Lines of data
** START **
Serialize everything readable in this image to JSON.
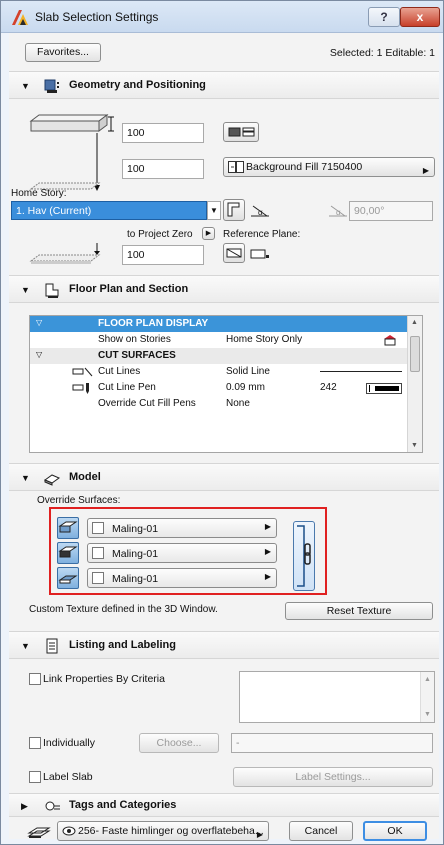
{
  "window": {
    "title": "Slab Selection Settings",
    "help_label": "?",
    "close_label": "x"
  },
  "top": {
    "favorites_label": "Favorites...",
    "selected_info": "Selected: 1 Editable: 1"
  },
  "geometry": {
    "title": "Geometry and Positioning",
    "thickness_value": "100",
    "offset_value": "100",
    "home_story_label": "Home Story:",
    "home_story_value": "1. Hav (Current)",
    "fill_label": "Background Fill 7150400",
    "angle_value": "90,00°",
    "to_project_zero_label": "to Project Zero",
    "project_zero_value": "100",
    "reference_plane_label": "Reference Plane:"
  },
  "floor_plan": {
    "title": "Floor Plan and Section",
    "rows": [
      {
        "name": "FLOOR PLAN DISPLAY",
        "value": "",
        "extra": "",
        "type": "header"
      },
      {
        "name": "Show on Stories",
        "value": "Home Story Only",
        "extra": "",
        "type": "item"
      },
      {
        "name": "CUT SURFACES",
        "value": "",
        "extra": "",
        "type": "group"
      },
      {
        "name": "Cut Lines",
        "value": "Solid Line",
        "extra": "",
        "type": "item"
      },
      {
        "name": "Cut Line Pen",
        "value": "0.09 mm",
        "extra": "242",
        "type": "item"
      },
      {
        "name": "Override Cut Fill Pens",
        "value": "None",
        "extra": "",
        "type": "item"
      }
    ]
  },
  "model": {
    "title": "Model",
    "override_label": "Override Surfaces:",
    "surfaces": [
      "Maling-01",
      "Maling-01",
      "Maling-01"
    ],
    "custom_texture_note": "Custom Texture defined in the 3D Window.",
    "reset_texture_label": "Reset Texture"
  },
  "listing": {
    "title": "Listing and Labeling",
    "link_properties_label": "Link Properties By Criteria",
    "individually_label": "Individually",
    "choose_label": "Choose...",
    "choose_field_value": "-",
    "label_slab_label": "Label Slab",
    "label_settings_label": "Label Settings..."
  },
  "tags": {
    "title": "Tags and Categories"
  },
  "footer": {
    "layer_label": "256- Faste himlinger og overflatebeha...",
    "cancel_label": "Cancel",
    "ok_label": "OK"
  }
}
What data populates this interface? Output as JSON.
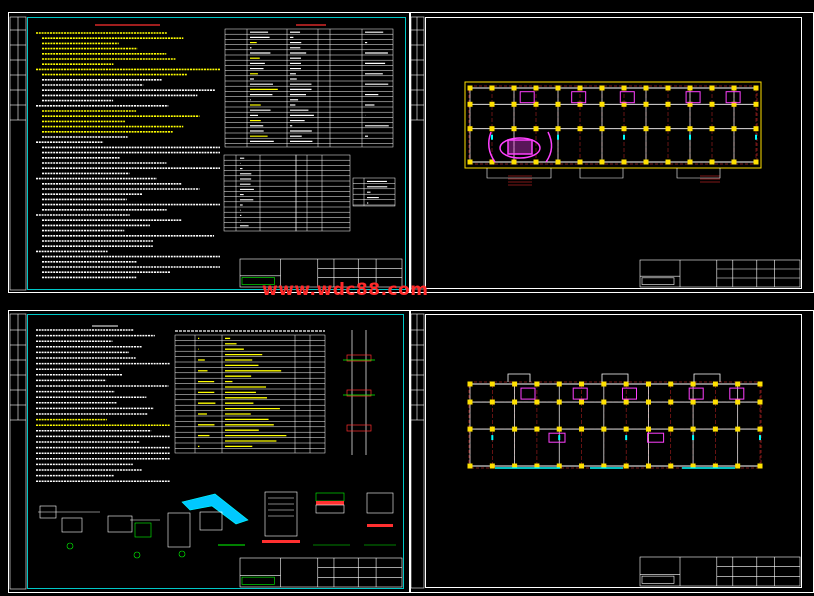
{
  "watermark": "www.wdc88.com",
  "colors": {
    "background": "#000000",
    "sheet_border": "#ffffff",
    "left_frame": "#00c8c8",
    "text_yellow": "#ffff00",
    "text_white": "#ffffff",
    "column_yellow": "#ffe000",
    "axis_red": "#ff3030",
    "wall_magenta": "#ff40ff",
    "annotation_cyan": "#00ffff",
    "watermark_red": "#ff2a2a"
  }
}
** END **
## [Written exercise]
Your copy should hold every record word for word and none of the pictures.

## [Result]
Serialize everything readable in this image to JSON.
{
  "window": {
    "title": "Slab Selection Settings",
    "help_label": "?",
    "close_label": "x"
  },
  "top": {
    "favorites_label": "Favorites...",
    "selected_info": "Selected: 1 Editable: 1"
  },
  "geometry": {
    "title": "Geometry and Positioning",
    "thickness_value": "100",
    "offset_value": "100",
    "home_story_label": "Home Story:",
    "home_story_value": "1. Hav (Current)",
    "fill_label": "Background Fill 7150400",
    "angle_value": "90,00°",
    "to_project_zero_label": "to Project Zero",
    "project_zero_value": "100",
    "reference_plane_label": "Reference Plane:"
  },
  "floor_plan": {
    "title": "Floor Plan and Section",
    "rows": [
      {
        "name": "FLOOR PLAN DISPLAY",
        "value": "",
        "extra": "",
        "type": "header"
      },
      {
        "name": "Show on Stories",
        "value": "Home Story Only",
        "extra": "",
        "type": "item"
      },
      {
        "name": "CUT SURFACES",
        "value": "",
        "extra": "",
        "type": "group"
      },
      {
        "name": "Cut Lines",
        "value": "Solid Line",
        "extra": "",
        "type": "item"
      },
      {
        "name": "Cut Line Pen",
        "value": "0.09 mm",
        "extra": "242",
        "type": "item"
      },
      {
        "name": "Override Cut Fill Pens",
        "value": "None",
        "extra": "",
        "type": "item"
      }
    ]
  },
  "model": {
    "title": "Model",
    "override_label": "Override Surfaces:",
    "surfaces": [
      "Maling-01",
      "Maling-01",
      "Maling-01"
    ],
    "custom_texture_note": "Custom Texture defined in the 3D Window.",
    "reset_texture_label": "Reset Texture"
  },
  "listing": {
    "title": "Listing and Labeling",
    "link_properties_label": "Link Properties By Criteria",
    "individually_label": "Individually",
    "choose_label": "Choose...",
    "choose_field_value": "-",
    "label_slab_label": "Label Slab",
    "label_settings_label": "Label Settings..."
  },
  "tags": {
    "title": "Tags and Categories"
  },
  "footer": {
    "layer_label": "256- Faste himlinger og overflatebeha...",
    "cancel_label": "Cancel",
    "ok_label": "OK"
  }
}
What data populates this interface? Output as JSON.
{
  "watermark": "www.wdc88.com",
  "colors": {
    "background": "#000000",
    "sheet_border": "#ffffff",
    "left_frame": "#00c8c8",
    "text_yellow": "#ffff00",
    "text_white": "#ffffff",
    "column_yellow": "#ffe000",
    "axis_red": "#ff3030",
    "wall_magenta": "#ff40ff",
    "annotation_cyan": "#00ffff",
    "watermark_red": "#ff2a2a"
  }
}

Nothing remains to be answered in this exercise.